PROMPT: Select each line where the word "access" appears.

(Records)
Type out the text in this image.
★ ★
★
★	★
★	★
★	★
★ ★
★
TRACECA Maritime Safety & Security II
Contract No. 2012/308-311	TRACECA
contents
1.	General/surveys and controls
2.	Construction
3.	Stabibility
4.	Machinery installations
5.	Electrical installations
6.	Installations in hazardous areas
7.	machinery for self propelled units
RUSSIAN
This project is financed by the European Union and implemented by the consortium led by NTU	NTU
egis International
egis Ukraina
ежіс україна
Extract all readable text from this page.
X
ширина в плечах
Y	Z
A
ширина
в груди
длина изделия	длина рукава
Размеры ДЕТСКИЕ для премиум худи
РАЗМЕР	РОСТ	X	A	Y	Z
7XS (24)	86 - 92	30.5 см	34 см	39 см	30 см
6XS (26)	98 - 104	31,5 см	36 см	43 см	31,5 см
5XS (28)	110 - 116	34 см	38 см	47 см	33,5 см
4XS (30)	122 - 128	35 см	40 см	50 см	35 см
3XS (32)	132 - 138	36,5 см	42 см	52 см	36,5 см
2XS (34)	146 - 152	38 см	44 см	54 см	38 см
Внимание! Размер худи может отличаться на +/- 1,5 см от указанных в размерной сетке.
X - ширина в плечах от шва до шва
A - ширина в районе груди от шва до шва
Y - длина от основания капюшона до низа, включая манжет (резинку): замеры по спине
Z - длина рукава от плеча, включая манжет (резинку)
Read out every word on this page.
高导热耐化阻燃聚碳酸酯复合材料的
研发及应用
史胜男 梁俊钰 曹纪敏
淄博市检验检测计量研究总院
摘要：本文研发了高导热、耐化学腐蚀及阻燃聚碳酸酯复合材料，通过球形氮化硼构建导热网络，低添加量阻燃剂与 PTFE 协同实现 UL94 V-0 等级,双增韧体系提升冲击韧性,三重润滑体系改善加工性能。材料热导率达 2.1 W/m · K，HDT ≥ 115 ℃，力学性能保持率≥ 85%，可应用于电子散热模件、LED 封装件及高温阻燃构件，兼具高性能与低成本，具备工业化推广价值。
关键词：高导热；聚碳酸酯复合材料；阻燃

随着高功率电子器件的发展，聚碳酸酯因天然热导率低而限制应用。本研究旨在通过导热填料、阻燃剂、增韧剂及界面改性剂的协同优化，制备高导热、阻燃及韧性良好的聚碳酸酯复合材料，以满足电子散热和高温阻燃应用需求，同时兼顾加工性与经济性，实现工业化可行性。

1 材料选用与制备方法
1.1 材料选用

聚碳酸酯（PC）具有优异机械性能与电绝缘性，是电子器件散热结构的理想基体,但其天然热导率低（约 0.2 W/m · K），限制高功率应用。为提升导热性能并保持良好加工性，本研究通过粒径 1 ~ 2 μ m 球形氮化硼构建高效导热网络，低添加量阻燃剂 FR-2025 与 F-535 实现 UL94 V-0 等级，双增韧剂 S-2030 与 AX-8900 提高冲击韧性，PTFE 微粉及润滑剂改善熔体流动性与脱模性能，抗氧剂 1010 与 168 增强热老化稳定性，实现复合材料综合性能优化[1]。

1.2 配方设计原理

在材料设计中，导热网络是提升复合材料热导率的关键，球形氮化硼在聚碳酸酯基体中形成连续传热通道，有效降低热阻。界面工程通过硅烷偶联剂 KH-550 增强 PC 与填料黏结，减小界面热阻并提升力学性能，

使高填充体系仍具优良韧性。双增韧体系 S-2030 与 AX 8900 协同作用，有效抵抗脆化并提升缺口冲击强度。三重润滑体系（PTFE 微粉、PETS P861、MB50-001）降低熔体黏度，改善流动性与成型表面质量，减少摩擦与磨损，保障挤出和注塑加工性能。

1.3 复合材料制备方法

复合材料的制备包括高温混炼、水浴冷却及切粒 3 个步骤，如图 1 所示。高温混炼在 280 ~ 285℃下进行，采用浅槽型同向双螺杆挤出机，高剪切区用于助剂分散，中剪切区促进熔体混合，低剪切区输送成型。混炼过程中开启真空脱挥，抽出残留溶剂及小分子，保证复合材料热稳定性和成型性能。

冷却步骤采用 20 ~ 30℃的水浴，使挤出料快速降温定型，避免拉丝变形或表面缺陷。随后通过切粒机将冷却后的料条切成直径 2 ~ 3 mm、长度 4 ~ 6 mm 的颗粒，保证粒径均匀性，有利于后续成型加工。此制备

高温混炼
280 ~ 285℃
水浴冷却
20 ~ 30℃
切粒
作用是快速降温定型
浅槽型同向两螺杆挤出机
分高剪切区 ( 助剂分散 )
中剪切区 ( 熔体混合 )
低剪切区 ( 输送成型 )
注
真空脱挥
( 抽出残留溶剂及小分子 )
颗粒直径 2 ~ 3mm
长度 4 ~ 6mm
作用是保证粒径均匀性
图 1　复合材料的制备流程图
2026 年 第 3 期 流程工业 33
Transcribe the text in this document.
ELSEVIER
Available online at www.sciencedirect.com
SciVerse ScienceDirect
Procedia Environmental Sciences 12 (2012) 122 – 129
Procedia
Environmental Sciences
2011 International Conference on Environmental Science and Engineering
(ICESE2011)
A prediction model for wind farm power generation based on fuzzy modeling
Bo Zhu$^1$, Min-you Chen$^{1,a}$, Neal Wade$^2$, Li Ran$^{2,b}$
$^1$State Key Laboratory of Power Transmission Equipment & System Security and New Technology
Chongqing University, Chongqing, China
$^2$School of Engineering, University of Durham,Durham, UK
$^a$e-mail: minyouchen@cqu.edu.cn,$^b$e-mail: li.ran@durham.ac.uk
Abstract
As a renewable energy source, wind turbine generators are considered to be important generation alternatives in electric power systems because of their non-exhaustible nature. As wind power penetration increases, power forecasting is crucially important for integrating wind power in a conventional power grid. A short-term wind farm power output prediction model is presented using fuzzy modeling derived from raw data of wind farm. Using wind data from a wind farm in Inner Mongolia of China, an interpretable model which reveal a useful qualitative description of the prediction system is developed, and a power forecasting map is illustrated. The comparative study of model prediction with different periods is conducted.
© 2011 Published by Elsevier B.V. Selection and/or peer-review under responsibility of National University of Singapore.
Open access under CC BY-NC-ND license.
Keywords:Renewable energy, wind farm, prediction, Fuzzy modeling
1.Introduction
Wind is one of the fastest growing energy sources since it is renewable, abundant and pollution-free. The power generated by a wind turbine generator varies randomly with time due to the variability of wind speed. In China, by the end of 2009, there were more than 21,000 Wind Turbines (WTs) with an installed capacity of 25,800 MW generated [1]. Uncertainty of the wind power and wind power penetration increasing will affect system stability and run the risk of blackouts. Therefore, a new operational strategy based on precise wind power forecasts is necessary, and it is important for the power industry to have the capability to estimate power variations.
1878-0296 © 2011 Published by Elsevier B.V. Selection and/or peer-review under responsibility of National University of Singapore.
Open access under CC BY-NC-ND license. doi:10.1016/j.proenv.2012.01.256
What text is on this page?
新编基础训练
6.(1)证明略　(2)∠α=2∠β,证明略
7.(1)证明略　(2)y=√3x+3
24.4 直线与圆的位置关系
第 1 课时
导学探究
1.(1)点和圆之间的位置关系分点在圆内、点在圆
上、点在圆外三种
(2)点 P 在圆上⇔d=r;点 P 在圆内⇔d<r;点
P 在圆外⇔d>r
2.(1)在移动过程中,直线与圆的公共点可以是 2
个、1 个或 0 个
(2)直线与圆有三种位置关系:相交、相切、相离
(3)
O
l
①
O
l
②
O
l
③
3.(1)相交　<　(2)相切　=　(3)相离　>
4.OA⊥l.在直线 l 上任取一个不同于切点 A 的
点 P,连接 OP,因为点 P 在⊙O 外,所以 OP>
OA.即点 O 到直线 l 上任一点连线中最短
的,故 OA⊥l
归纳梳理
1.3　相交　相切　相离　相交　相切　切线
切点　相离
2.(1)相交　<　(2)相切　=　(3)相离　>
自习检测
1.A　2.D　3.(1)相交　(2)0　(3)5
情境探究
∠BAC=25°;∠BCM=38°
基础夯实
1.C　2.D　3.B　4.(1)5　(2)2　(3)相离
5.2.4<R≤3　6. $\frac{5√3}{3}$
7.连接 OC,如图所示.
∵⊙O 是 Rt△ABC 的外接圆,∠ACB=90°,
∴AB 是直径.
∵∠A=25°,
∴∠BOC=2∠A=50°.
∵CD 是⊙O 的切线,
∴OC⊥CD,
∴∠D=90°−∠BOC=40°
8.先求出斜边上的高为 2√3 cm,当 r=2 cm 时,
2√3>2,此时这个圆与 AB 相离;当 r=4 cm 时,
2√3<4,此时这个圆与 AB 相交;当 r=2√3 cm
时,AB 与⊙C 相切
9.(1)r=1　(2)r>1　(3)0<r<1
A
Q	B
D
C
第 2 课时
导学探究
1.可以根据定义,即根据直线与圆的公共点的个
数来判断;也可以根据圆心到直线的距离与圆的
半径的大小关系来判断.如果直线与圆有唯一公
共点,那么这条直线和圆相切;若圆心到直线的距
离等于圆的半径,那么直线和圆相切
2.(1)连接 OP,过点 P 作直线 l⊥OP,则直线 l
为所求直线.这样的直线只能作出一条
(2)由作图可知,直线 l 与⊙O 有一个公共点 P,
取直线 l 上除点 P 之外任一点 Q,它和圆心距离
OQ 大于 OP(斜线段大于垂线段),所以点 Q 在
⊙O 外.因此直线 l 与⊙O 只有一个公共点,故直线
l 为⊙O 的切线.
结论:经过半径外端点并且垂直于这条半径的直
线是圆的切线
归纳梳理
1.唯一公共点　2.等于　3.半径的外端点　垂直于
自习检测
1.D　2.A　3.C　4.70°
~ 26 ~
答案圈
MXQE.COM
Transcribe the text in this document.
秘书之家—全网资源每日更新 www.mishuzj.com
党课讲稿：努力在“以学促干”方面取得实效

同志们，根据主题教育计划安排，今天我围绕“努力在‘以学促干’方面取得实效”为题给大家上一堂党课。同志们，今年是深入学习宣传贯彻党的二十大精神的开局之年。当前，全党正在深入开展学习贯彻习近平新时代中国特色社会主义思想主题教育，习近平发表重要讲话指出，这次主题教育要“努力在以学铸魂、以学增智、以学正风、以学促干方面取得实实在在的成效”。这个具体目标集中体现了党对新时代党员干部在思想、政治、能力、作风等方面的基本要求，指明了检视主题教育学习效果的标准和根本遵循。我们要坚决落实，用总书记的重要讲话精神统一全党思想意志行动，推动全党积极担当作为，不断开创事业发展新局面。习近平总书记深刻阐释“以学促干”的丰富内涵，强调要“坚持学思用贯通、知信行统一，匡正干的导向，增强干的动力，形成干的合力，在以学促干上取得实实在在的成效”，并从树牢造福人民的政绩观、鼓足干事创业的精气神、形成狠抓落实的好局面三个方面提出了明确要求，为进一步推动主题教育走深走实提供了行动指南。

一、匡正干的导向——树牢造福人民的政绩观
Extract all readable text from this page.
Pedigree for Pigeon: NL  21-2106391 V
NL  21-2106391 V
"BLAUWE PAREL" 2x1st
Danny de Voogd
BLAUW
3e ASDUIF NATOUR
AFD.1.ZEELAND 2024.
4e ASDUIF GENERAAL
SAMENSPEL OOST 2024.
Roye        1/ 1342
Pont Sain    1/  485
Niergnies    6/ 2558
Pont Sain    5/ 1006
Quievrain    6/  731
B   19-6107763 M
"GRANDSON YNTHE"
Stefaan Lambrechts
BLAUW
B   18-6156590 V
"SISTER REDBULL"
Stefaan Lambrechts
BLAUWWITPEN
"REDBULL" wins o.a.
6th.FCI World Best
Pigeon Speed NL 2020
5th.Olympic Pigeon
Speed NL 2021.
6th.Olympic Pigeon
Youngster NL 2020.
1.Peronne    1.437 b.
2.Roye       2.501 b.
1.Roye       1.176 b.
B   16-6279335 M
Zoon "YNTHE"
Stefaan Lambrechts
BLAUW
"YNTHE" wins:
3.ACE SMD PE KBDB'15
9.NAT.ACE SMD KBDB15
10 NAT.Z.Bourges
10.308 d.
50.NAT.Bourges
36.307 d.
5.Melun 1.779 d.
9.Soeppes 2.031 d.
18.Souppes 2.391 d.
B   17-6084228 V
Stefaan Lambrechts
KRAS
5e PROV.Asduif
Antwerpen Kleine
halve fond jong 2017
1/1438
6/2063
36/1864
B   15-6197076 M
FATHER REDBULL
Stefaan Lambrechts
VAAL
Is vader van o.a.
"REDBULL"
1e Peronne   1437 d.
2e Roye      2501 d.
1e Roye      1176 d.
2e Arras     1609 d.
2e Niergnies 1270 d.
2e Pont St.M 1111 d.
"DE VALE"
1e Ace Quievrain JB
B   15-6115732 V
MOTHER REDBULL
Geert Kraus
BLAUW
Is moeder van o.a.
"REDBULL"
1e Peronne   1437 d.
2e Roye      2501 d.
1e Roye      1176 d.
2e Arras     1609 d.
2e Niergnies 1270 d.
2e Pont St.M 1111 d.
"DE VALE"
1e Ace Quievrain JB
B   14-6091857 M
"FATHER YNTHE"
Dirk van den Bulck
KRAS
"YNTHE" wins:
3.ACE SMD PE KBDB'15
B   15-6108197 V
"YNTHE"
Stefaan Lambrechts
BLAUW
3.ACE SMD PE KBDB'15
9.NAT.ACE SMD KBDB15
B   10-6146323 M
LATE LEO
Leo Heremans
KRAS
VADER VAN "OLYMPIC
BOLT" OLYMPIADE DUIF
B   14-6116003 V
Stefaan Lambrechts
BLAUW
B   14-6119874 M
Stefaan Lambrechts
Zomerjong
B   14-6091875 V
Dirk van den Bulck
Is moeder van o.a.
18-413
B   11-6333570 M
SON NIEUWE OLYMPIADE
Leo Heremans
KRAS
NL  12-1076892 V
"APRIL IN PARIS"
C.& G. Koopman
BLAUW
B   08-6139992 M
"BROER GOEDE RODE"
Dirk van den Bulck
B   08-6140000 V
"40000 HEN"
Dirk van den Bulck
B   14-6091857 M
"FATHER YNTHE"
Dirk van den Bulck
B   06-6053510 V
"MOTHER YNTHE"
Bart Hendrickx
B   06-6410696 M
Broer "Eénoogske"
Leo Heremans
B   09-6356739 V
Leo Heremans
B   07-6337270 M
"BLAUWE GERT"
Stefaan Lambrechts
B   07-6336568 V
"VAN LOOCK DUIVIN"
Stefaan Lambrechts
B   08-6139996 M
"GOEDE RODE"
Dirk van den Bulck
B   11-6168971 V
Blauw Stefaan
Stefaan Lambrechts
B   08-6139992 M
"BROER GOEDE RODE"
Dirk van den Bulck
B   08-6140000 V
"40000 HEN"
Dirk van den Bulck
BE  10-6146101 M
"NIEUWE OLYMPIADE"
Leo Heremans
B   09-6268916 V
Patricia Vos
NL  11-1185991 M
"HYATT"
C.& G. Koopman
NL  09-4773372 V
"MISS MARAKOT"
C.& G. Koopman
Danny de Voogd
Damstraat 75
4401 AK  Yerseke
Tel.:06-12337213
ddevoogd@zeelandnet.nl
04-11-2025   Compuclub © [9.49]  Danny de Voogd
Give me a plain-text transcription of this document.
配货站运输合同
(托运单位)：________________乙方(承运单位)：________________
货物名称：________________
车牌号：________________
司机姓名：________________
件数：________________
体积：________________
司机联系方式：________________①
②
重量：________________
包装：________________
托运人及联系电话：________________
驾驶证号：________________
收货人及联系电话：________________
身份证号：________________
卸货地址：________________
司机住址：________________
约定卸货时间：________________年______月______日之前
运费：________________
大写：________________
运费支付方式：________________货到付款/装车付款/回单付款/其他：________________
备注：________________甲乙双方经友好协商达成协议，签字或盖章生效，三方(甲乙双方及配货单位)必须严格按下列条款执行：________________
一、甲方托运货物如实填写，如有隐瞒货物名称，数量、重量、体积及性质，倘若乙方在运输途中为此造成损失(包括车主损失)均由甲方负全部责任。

CORRECT RESULT:
Open access under CC BY-NC-ND license.
Open access under CC BY-NC-ND license. doi:10.1016/j.proenv.2012.01.256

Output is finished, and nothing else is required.